* [GIVEN EXERCISE] Restate the material word for word and leave out anything that is a picture.

* [ENTRIES]

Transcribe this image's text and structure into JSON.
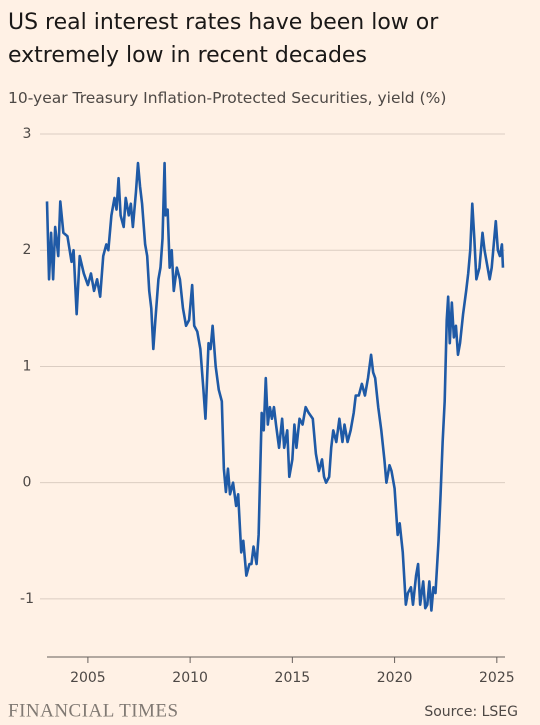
{
  "chart_data": {
    "type": "line",
    "title": "US real interest rates have been low or extremely low in recent decades",
    "subtitle": "10-year Treasury Inflation-Protected Securities, yield (%)",
    "source": "Source: LSEG",
    "brand": "FINANCIAL TIMES",
    "color": "#1f5aa6",
    "grid": true,
    "xlim": [
      2003,
      2025.4
    ],
    "xticks": [
      2005,
      2010,
      2015,
      2020,
      2025
    ],
    "ylim": [
      -1.5,
      3
    ],
    "yticks": [
      3,
      2,
      1,
      0,
      -1
    ],
    "x": [
      2003.0,
      2003.1,
      2003.2,
      2003.3,
      2003.4,
      2003.55,
      2003.65,
      2003.8,
      2004.0,
      2004.2,
      2004.3,
      2004.45,
      2004.6,
      2004.8,
      2005.0,
      2005.15,
      2005.3,
      2005.45,
      2005.6,
      2005.75,
      2005.9,
      2006.0,
      2006.15,
      2006.3,
      2006.4,
      2006.5,
      2006.6,
      2006.75,
      2006.85,
      2007.0,
      2007.1,
      2007.2,
      2007.35,
      2007.45,
      2007.55,
      2007.65,
      2007.8,
      2007.9,
      2008.0,
      2008.1,
      2008.2,
      2008.3,
      2008.45,
      2008.55,
      2008.65,
      2008.75,
      2008.8,
      2008.9,
      2009.0,
      2009.1,
      2009.2,
      2009.35,
      2009.5,
      2009.65,
      2009.8,
      2009.95,
      2010.1,
      2010.2,
      2010.35,
      2010.5,
      2010.65,
      2010.75,
      2010.9,
      2011.0,
      2011.1,
      2011.25,
      2011.4,
      2011.55,
      2011.65,
      2011.75,
      2011.85,
      2011.95,
      2012.1,
      2012.25,
      2012.35,
      2012.5,
      2012.6,
      2012.75,
      2012.9,
      2013.0,
      2013.1,
      2013.25,
      2013.35,
      2013.5,
      2013.6,
      2013.7,
      2013.8,
      2013.9,
      2014.0,
      2014.1,
      2014.2,
      2014.35,
      2014.5,
      2014.6,
      2014.75,
      2014.85,
      2015.0,
      2015.1,
      2015.2,
      2015.35,
      2015.5,
      2015.65,
      2015.8,
      2016.0,
      2016.15,
      2016.3,
      2016.45,
      2016.55,
      2016.65,
      2016.8,
      2016.9,
      2017.0,
      2017.15,
      2017.3,
      2017.45,
      2017.55,
      2017.7,
      2017.85,
      2018.0,
      2018.1,
      2018.25,
      2018.4,
      2018.55,
      2018.7,
      2018.85,
      2018.95,
      2019.05,
      2019.2,
      2019.35,
      2019.5,
      2019.6,
      2019.75,
      2019.85,
      2020.0,
      2020.15,
      2020.25,
      2020.4,
      2020.55,
      2020.65,
      2020.8,
      2020.9,
      2021.05,
      2021.15,
      2021.25,
      2021.4,
      2021.5,
      2021.6,
      2021.7,
      2021.8,
      2021.9,
      2022.0,
      2022.15,
      2022.25,
      2022.35,
      2022.45,
      2022.55,
      2022.62,
      2022.7,
      2022.8,
      2022.9,
      2023.0,
      2023.1,
      2023.2,
      2023.35,
      2023.5,
      2023.6,
      2023.7,
      2023.8,
      2023.9,
      2024.0,
      2024.15,
      2024.3,
      2024.4,
      2024.5,
      2024.65,
      2024.75,
      2024.85,
      2024.95,
      2025.05,
      2025.15,
      2025.25,
      2025.3
    ],
    "values": [
      2.42,
      1.75,
      2.15,
      1.75,
      2.2,
      1.95,
      2.42,
      2.15,
      2.12,
      1.9,
      2.0,
      1.45,
      1.95,
      1.8,
      1.7,
      1.8,
      1.65,
      1.75,
      1.6,
      1.95,
      2.05,
      2.0,
      2.3,
      2.45,
      2.35,
      2.62,
      2.3,
      2.2,
      2.45,
      2.3,
      2.4,
      2.2,
      2.5,
      2.75,
      2.55,
      2.4,
      2.05,
      1.95,
      1.65,
      1.5,
      1.15,
      1.4,
      1.75,
      1.85,
      2.1,
      2.75,
      2.3,
      2.35,
      1.85,
      2.0,
      1.65,
      1.85,
      1.75,
      1.5,
      1.35,
      1.4,
      1.7,
      1.35,
      1.3,
      1.15,
      0.8,
      0.55,
      1.2,
      1.15,
      1.35,
      1.0,
      0.8,
      0.7,
      0.12,
      -0.08,
      0.12,
      -0.1,
      0.0,
      -0.2,
      -0.1,
      -0.6,
      -0.5,
      -0.8,
      -0.7,
      -0.7,
      -0.55,
      -0.7,
      -0.45,
      0.6,
      0.45,
      0.9,
      0.5,
      0.65,
      0.55,
      0.65,
      0.5,
      0.3,
      0.55,
      0.3,
      0.45,
      0.05,
      0.2,
      0.5,
      0.3,
      0.55,
      0.5,
      0.65,
      0.6,
      0.55,
      0.25,
      0.1,
      0.2,
      0.05,
      0.0,
      0.05,
      0.3,
      0.45,
      0.35,
      0.55,
      0.35,
      0.5,
      0.35,
      0.45,
      0.6,
      0.75,
      0.75,
      0.85,
      0.75,
      0.9,
      1.1,
      0.95,
      0.9,
      0.65,
      0.45,
      0.2,
      0.0,
      0.15,
      0.1,
      -0.05,
      -0.45,
      -0.35,
      -0.6,
      -1.05,
      -0.95,
      -0.9,
      -1.05,
      -0.8,
      -0.7,
      -1.05,
      -0.85,
      -1.08,
      -1.05,
      -0.85,
      -1.1,
      -0.9,
      -0.95,
      -0.5,
      -0.1,
      0.35,
      0.7,
      1.4,
      1.6,
      1.2,
      1.55,
      1.25,
      1.35,
      1.1,
      1.2,
      1.45,
      1.65,
      1.8,
      2.0,
      2.4,
      2.1,
      1.75,
      1.85,
      2.15,
      2.0,
      1.9,
      1.75,
      1.85,
      2.05,
      2.25,
      2.0,
      1.95,
      2.05,
      1.85
    ]
  }
}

* [WRITTEN RESPONSE]
Transcribe this image's text and structure into JSON.
{
  "chart_data": {
    "type": "line",
    "title": "US real interest rates have been low or extremely low in recent decades",
    "subtitle": "10-year Treasury Inflation-Protected Securities, yield (%)",
    "source": "Source: LSEG",
    "brand": "FINANCIAL TIMES",
    "color": "#1f5aa6",
    "grid": true,
    "xlim": [
      2003,
      2025.4
    ],
    "xticks": [
      2005,
      2010,
      2015,
      2020,
      2025
    ],
    "ylim": [
      -1.5,
      3
    ],
    "yticks": [
      3,
      2,
      1,
      0,
      -1
    ],
    "x": [
      2003.0,
      2003.1,
      2003.2,
      2003.3,
      2003.4,
      2003.55,
      2003.65,
      2003.8,
      2004.0,
      2004.2,
      2004.3,
      2004.45,
      2004.6,
      2004.8,
      2005.0,
      2005.15,
      2005.3,
      2005.45,
      2005.6,
      2005.75,
      2005.9,
      2006.0,
      2006.15,
      2006.3,
      2006.4,
      2006.5,
      2006.6,
      2006.75,
      2006.85,
      2007.0,
      2007.1,
      2007.2,
      2007.35,
      2007.45,
      2007.55,
      2007.65,
      2007.8,
      2007.9,
      2008.0,
      2008.1,
      2008.2,
      2008.3,
      2008.45,
      2008.55,
      2008.65,
      2008.75,
      2008.8,
      2008.9,
      2009.0,
      2009.1,
      2009.2,
      2009.35,
      2009.5,
      2009.65,
      2009.8,
      2009.95,
      2010.1,
      2010.2,
      2010.35,
      2010.5,
      2010.65,
      2010.75,
      2010.9,
      2011.0,
      2011.1,
      2011.25,
      2011.4,
      2011.55,
      2011.65,
      2011.75,
      2011.85,
      2011.95,
      2012.1,
      2012.25,
      2012.35,
      2012.5,
      2012.6,
      2012.75,
      2012.9,
      2013.0,
      2013.1,
      2013.25,
      2013.35,
      2013.5,
      2013.6,
      2013.7,
      2013.8,
      2013.9,
      2014.0,
      2014.1,
      2014.2,
      2014.35,
      2014.5,
      2014.6,
      2014.75,
      2014.85,
      2015.0,
      2015.1,
      2015.2,
      2015.35,
      2015.5,
      2015.65,
      2015.8,
      2016.0,
      2016.15,
      2016.3,
      2016.45,
      2016.55,
      2016.65,
      2016.8,
      2016.9,
      2017.0,
      2017.15,
      2017.3,
      2017.45,
      2017.55,
      2017.7,
      2017.85,
      2018.0,
      2018.1,
      2018.25,
      2018.4,
      2018.55,
      2018.7,
      2018.85,
      2018.95,
      2019.05,
      2019.2,
      2019.35,
      2019.5,
      2019.6,
      2019.75,
      2019.85,
      2020.0,
      2020.15,
      2020.25,
      2020.4,
      2020.55,
      2020.65,
      2020.8,
      2020.9,
      2021.05,
      2021.15,
      2021.25,
      2021.4,
      2021.5,
      2021.6,
      2021.7,
      2021.8,
      2021.9,
      2022.0,
      2022.15,
      2022.25,
      2022.35,
      2022.45,
      2022.55,
      2022.62,
      2022.7,
      2022.8,
      2022.9,
      2023.0,
      2023.1,
      2023.2,
      2023.35,
      2023.5,
      2023.6,
      2023.7,
      2023.8,
      2023.9,
      2024.0,
      2024.15,
      2024.3,
      2024.4,
      2024.5,
      2024.65,
      2024.75,
      2024.85,
      2024.95,
      2025.05,
      2025.15,
      2025.25,
      2025.3
    ],
    "values": [
      2.42,
      1.75,
      2.15,
      1.75,
      2.2,
      1.95,
      2.42,
      2.15,
      2.12,
      1.9,
      2.0,
      1.45,
      1.95,
      1.8,
      1.7,
      1.8,
      1.65,
      1.75,
      1.6,
      1.95,
      2.05,
      2.0,
      2.3,
      2.45,
      2.35,
      2.62,
      2.3,
      2.2,
      2.45,
      2.3,
      2.4,
      2.2,
      2.5,
      2.75,
      2.55,
      2.4,
      2.05,
      1.95,
      1.65,
      1.5,
      1.15,
      1.4,
      1.75,
      1.85,
      2.1,
      2.75,
      2.3,
      2.35,
      1.85,
      2.0,
      1.65,
      1.85,
      1.75,
      1.5,
      1.35,
      1.4,
      1.7,
      1.35,
      1.3,
      1.15,
      0.8,
      0.55,
      1.2,
      1.15,
      1.35,
      1.0,
      0.8,
      0.7,
      0.12,
      -0.08,
      0.12,
      -0.1,
      0.0,
      -0.2,
      -0.1,
      -0.6,
      -0.5,
      -0.8,
      -0.7,
      -0.7,
      -0.55,
      -0.7,
      -0.45,
      0.6,
      0.45,
      0.9,
      0.5,
      0.65,
      0.55,
      0.65,
      0.5,
      0.3,
      0.55,
      0.3,
      0.45,
      0.05,
      0.2,
      0.5,
      0.3,
      0.55,
      0.5,
      0.65,
      0.6,
      0.55,
      0.25,
      0.1,
      0.2,
      0.05,
      0.0,
      0.05,
      0.3,
      0.45,
      0.35,
      0.55,
      0.35,
      0.5,
      0.35,
      0.45,
      0.6,
      0.75,
      0.75,
      0.85,
      0.75,
      0.9,
      1.1,
      0.95,
      0.9,
      0.65,
      0.45,
      0.2,
      0.0,
      0.15,
      0.1,
      -0.05,
      -0.45,
      -0.35,
      -0.6,
      -1.05,
      -0.95,
      -0.9,
      -1.05,
      -0.8,
      -0.7,
      -1.05,
      -0.85,
      -1.08,
      -1.05,
      -0.85,
      -1.1,
      -0.9,
      -0.95,
      -0.5,
      -0.1,
      0.35,
      0.7,
      1.4,
      1.6,
      1.2,
      1.55,
      1.25,
      1.35,
      1.1,
      1.2,
      1.45,
      1.65,
      1.8,
      2.0,
      2.4,
      2.1,
      1.75,
      1.85,
      2.15,
      2.0,
      1.9,
      1.75,
      1.85,
      2.05,
      2.25,
      2.0,
      1.95,
      2.05,
      1.85
    ]
  }
}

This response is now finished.